* [Task]
All of the entries must be reproduced exactly, with no images carried over.

+++ Record set

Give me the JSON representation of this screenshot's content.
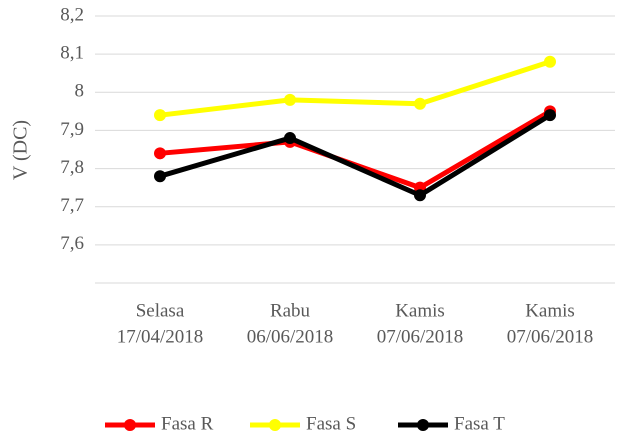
{
  "chart_data": {
    "type": "line",
    "y_label": "V (DC)",
    "categories": [
      [
        "Selasa",
        "17/04/2018"
      ],
      [
        "Rabu",
        "06/06/2018"
      ],
      [
        "Kamis",
        "07/06/2018"
      ],
      [
        "Kamis",
        "07/06/2018"
      ]
    ],
    "series": [
      {
        "name": "Fasa R",
        "color": "#ff0000",
        "values": [
          7.84,
          7.87,
          7.75,
          7.95
        ]
      },
      {
        "name": "Fasa S",
        "color": "#ffff00",
        "values": [
          7.94,
          7.98,
          7.97,
          8.08
        ]
      },
      {
        "name": "Fasa T",
        "color": "#000000",
        "values": [
          7.78,
          7.88,
          7.73,
          7.94
        ]
      }
    ],
    "ylim": [
      7.5,
      8.2
    ],
    "yticks": [
      {
        "value": 7.6,
        "label": "7,6"
      },
      {
        "value": 7.7,
        "label": "7,7"
      },
      {
        "value": 7.8,
        "label": "7,8"
      },
      {
        "value": 7.9,
        "label": "7,9"
      },
      8,
      {
        "value": 8.1,
        "label": "8,1"
      },
      {
        "value": 8.2,
        "label": "8,2"
      }
    ],
    "grid": true,
    "legend": "bottom"
  }
}
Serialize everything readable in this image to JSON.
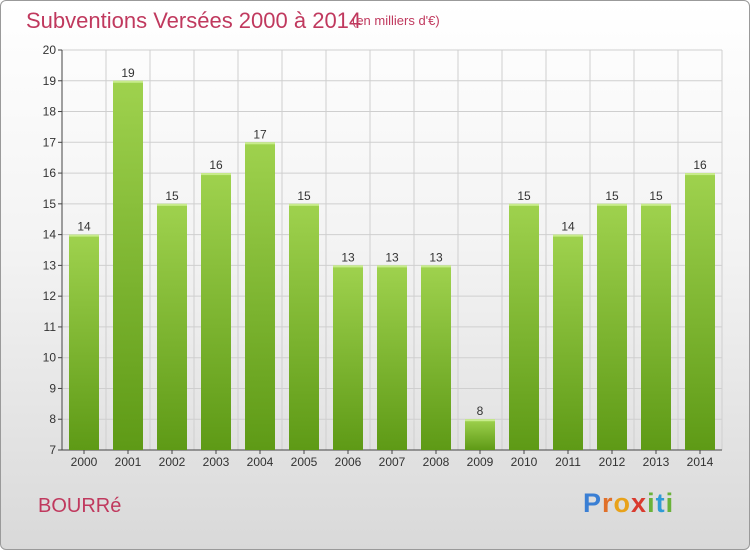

++++++

* [Task result]
Give me the JSON representation of this screenshot's content.
{
  "chart_data": {
    "type": "line",
    "y_label": "V (DC)",
    "categories": [
      [
        "Selasa",
        "17/04/2018"
      ],
      [
        "Rabu",
        "06/06/2018"
      ],
      [
        "Kamis",
        "07/06/2018"
      ],
      [
        "Kamis",
        "07/06/2018"
      ]
    ],
    "series": [
      {
        "name": "Fasa R",
        "color": "#ff0000",
        "values": [
          7.84,
          7.87,
          7.75,
          7.95
        ]
      },
      {
        "name": "Fasa S",
        "color": "#ffff00",
        "values": [
          7.94,
          7.98,
          7.97,
          8.08
        ]
      },
      {
        "name": "Fasa T",
        "color": "#000000",
        "values": [
          7.78,
          7.88,
          7.73,
          7.94
        ]
      }
    ],
    "ylim": [
      7.5,
      8.2
    ],
    "yticks": [
      {
        "value": 7.6,
        "label": "7,6"
      },
      {
        "value": 7.7,
        "label": "7,7"
      },
      {
        "value": 7.8,
        "label": "7,8"
      },
      {
        "value": 7.9,
        "label": "7,9"
      },
      8,
      {
        "value": 8.1,
        "label": "8,1"
      },
      {
        "value": 8.2,
        "label": "8,2"
      }
    ],
    "grid": true,
    "legend": "bottom"
  }
}
Serialize everything readable in this image to JSON.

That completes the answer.